Task objective ::
Each line of the material must be returned exactly.

Record extracts ::

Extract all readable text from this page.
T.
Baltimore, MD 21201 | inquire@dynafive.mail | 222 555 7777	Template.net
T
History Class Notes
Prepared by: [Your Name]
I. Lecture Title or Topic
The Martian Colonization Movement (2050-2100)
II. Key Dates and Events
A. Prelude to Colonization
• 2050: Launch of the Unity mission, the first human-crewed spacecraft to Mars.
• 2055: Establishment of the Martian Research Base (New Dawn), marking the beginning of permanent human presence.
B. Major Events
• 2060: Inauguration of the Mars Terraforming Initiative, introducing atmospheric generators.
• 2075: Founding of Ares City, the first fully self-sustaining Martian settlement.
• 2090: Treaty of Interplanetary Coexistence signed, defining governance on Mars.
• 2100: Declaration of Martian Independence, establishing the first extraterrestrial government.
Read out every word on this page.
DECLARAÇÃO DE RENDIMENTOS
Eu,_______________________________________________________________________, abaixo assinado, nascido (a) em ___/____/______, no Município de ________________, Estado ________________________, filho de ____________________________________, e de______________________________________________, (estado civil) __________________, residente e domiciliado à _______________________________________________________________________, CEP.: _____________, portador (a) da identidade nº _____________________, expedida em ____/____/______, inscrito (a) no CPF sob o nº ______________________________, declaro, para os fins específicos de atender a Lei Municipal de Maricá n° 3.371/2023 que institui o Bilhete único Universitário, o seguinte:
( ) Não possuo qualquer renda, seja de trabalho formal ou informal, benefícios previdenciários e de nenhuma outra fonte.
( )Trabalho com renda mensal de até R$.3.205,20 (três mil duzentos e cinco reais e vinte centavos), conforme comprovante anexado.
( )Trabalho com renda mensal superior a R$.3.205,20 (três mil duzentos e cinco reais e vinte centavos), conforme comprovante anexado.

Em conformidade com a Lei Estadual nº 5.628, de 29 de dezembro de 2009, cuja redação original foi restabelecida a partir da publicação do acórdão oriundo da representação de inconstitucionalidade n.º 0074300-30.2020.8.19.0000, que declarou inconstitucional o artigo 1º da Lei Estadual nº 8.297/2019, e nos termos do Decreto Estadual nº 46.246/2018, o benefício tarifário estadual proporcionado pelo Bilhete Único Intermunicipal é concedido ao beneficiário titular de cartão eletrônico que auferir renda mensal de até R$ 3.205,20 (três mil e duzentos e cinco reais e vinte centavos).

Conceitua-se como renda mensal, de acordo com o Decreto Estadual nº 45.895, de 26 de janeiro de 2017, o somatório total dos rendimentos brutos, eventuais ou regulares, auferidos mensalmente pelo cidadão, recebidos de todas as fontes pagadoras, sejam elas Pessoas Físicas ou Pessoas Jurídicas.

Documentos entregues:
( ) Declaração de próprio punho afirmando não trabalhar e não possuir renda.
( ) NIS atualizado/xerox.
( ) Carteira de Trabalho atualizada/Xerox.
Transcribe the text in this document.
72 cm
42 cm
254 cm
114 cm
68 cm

Answer to this problem ::
Extract all readable text from this page.
T.
Baltimore, MD 21201 | inquire@dynafive.mail | 222 555 7777	Template.net
T
History Class Notes
Prepared by: [Your Name]
I. Lecture Title or Topic
The Martian Colonization Movement (2050-2100)
II. Key Dates and Events
A. Prelude to Colonization
• 2050: Launch of the Unity mission, the first human-crewed spacecraft to Mars.
• 2055: Establishment of the Martian Research Base (New Dawn), marking the beginning of permanent human presence.
B. Major Events
• 2060: Inauguration of the Mars Terraforming Initiative, introducing atmospheric generators.
• 2075: Founding of Ares City, the first fully self-sustaining Martian settlement.
• 2090: Treaty of Interplanetary Coexistence signed, defining governance on Mars.
• 2100: Declaration of Martian Independence, establishing the first extraterrestrial government.
Read out every word on this page.
DECLARAÇÃO DE RENDIMENTOS
Eu,_______________________________________________________________________, abaixo assinado, nascido (a) em ___/____/______, no Município de ________________, Estado ________________________, filho de ____________________________________, e de______________________________________________, (estado civil) __________________, residente e domiciliado à _______________________________________________________________________, CEP.: _____________, portador (a) da identidade nº _____________________, expedida em ____/____/______, inscrito (a) no CPF sob o nº ______________________________, declaro, para os fins específicos de atender a Lei Municipal de Maricá n° 3.371/2023 que institui o Bilhete único Universitário, o seguinte:
( ) Não possuo qualquer renda, seja de trabalho formal ou informal, benefícios previdenciários e de nenhuma outra fonte.
( )Trabalho com renda mensal de até R$.3.205,20 (três mil duzentos e cinco reais e vinte centavos), conforme comprovante anexado.
( )Trabalho com renda mensal superior a R$.3.205,20 (três mil duzentos e cinco reais e vinte centavos), conforme comprovante anexado.

Em conformidade com a Lei Estadual nº 5.628, de 29 de dezembro de 2009, cuja redação original foi restabelecida a partir da publicação do acórdão oriundo da representação de inconstitucionalidade n.º 0074300-30.2020.8.19.0000, que declarou inconstitucional o artigo 1º da Lei Estadual nº 8.297/2019, e nos termos do Decreto Estadual nº 46.246/2018, o benefício tarifário estadual proporcionado pelo Bilhete Único Intermunicipal é concedido ao beneficiário titular de cartão eletrônico que auferir renda mensal de até R$ 3.205,20 (três mil e duzentos e cinco reais e vinte centavos).

Conceitua-se como renda mensal, de acordo com o Decreto Estadual nº 45.895, de 26 de janeiro de 2017, o somatório total dos rendimentos brutos, eventuais ou regulares, auferidos mensalmente pelo cidadão, recebidos de todas as fontes pagadoras, sejam elas Pessoas Físicas ou Pessoas Jurídicas.

Documentos entregues:
( ) Declaração de próprio punho afirmando não trabalhar e não possuir renda.
( ) NIS atualizado/xerox.
( ) Carteira de Trabalho atualizada/Xerox.
Transcribe the text in this document.
72 cm
42 cm
254 cm
114 cm
68 cm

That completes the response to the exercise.